---------- Data rows

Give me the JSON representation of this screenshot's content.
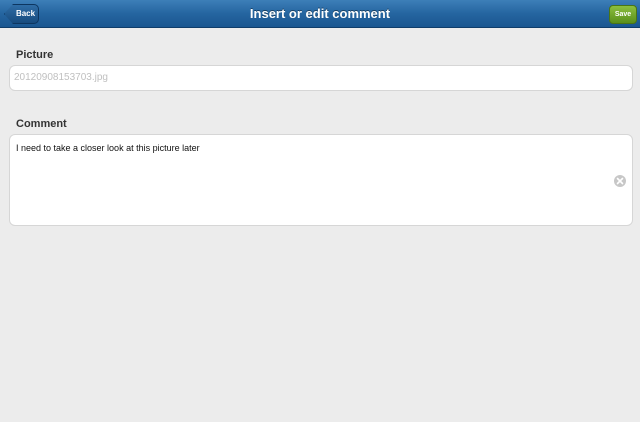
{
  "navbar": {
    "title": "Insert or edit comment",
    "back_label": "Back",
    "save_label": "Save"
  },
  "picture": {
    "label": "Picture",
    "value": "20120908153703.jpg"
  },
  "comment": {
    "label": "Comment",
    "value": "I need to take a closer look at this picture later",
    "clear_icon": "clear-icon"
  },
  "colors": {
    "navbar": "#2565a0",
    "save_button": "#6fa52a",
    "background": "#ececec"
  }
}
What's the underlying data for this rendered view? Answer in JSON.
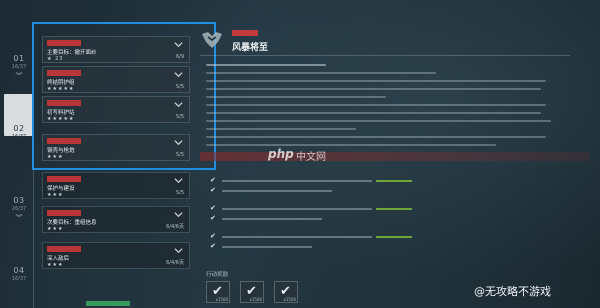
{
  "timeline": {
    "steps": [
      {
        "num": "01",
        "sub": "16/37",
        "active": false
      },
      {
        "num": "02",
        "sub": "16/37",
        "active": true
      },
      {
        "num": "03",
        "sub": "26/37",
        "active": false
      },
      {
        "num": "04",
        "sub": "16/37",
        "active": false
      }
    ]
  },
  "missions": [
    {
      "title": "主要目标：撤开面纱",
      "stars": "★ 23",
      "count": "6/9",
      "dim": false
    },
    {
      "title": "终结阴护组",
      "stars": "★★★★★",
      "count": "5/5",
      "dim": false
    },
    {
      "title": "初写料护站",
      "stars": "★★★★★",
      "count": "5/5",
      "dim": false
    },
    {
      "title": "钢壳与枪炮",
      "stars": "★★★",
      "count": "5/5",
      "dim": false
    },
    {
      "title": "保护与建设",
      "stars": "★★★",
      "count": "5/5",
      "dim": true
    },
    {
      "title": "次要目标：重组信息",
      "stars": "★★★",
      "count": "6/4/6页",
      "dim": true
    },
    {
      "title": "深入敌后",
      "stars": "★★★",
      "count": "6/4/6页",
      "dim": true
    }
  ],
  "detail": {
    "title": "风暴将至"
  },
  "rewards": {
    "label": "行动奖励",
    "items": [
      {
        "qty": "x1500"
      },
      {
        "qty": "x1500"
      },
      {
        "qty": "x1500"
      }
    ]
  },
  "watermarks": {
    "php_logo": "php",
    "php_cn": "中文网",
    "author": "@无攻略不游戏"
  },
  "colors": {
    "accent_red": "#c33a3c",
    "select_blue": "#1d8ee0",
    "link_green": "#6fa63a"
  }
}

--------------------

→ Work to be completed
Quote the material word for word, dropping any images it holds.

→ Exercise result
Give me the JSON representation of this screenshot's content.
{
  "navbar": {
    "title": "Insert or edit comment",
    "back_label": "Back",
    "save_label": "Save"
  },
  "picture": {
    "label": "Picture",
    "value": "20120908153703.jpg"
  },
  "comment": {
    "label": "Comment",
    "value": "I need to take a closer look at this picture later",
    "clear_icon": "clear-icon"
  },
  "colors": {
    "navbar": "#2565a0",
    "save_button": "#6fa52a",
    "background": "#ececec"
  }
}
What's the underlying data for this rendered view? Answer in JSON.
{
  "timeline": {
    "steps": [
      {
        "num": "01",
        "sub": "16/37",
        "active": false
      },
      {
        "num": "02",
        "sub": "16/37",
        "active": true
      },
      {
        "num": "03",
        "sub": "26/37",
        "active": false
      },
      {
        "num": "04",
        "sub": "16/37",
        "active": false
      }
    ]
  },
  "missions": [
    {
      "title": "主要目标：撤开面纱",
      "stars": "★ 23",
      "count": "6/9",
      "dim": false
    },
    {
      "title": "终结阴护组",
      "stars": "★★★★★",
      "count": "5/5",
      "dim": false
    },
    {
      "title": "初写料护站",
      "stars": "★★★★★",
      "count": "5/5",
      "dim": false
    },
    {
      "title": "钢壳与枪炮",
      "stars": "★★★",
      "count": "5/5",
      "dim": false
    },
    {
      "title": "保护与建设",
      "stars": "★★★",
      "count": "5/5",
      "dim": true
    },
    {
      "title": "次要目标：重组信息",
      "stars": "★★★",
      "count": "6/4/6页",
      "dim": true
    },
    {
      "title": "深入敌后",
      "stars": "★★★",
      "count": "6/4/6页",
      "dim": true
    }
  ],
  "detail": {
    "title": "风暴将至"
  },
  "rewards": {
    "label": "行动奖励",
    "items": [
      {
        "qty": "x1500"
      },
      {
        "qty": "x1500"
      },
      {
        "qty": "x1500"
      }
    ]
  },
  "watermarks": {
    "php_logo": "php",
    "php_cn": "中文网",
    "author": "@无攻略不游戏"
  },
  "colors": {
    "accent_red": "#c33a3c",
    "select_blue": "#1d8ee0",
    "link_green": "#6fa63a"
  }
}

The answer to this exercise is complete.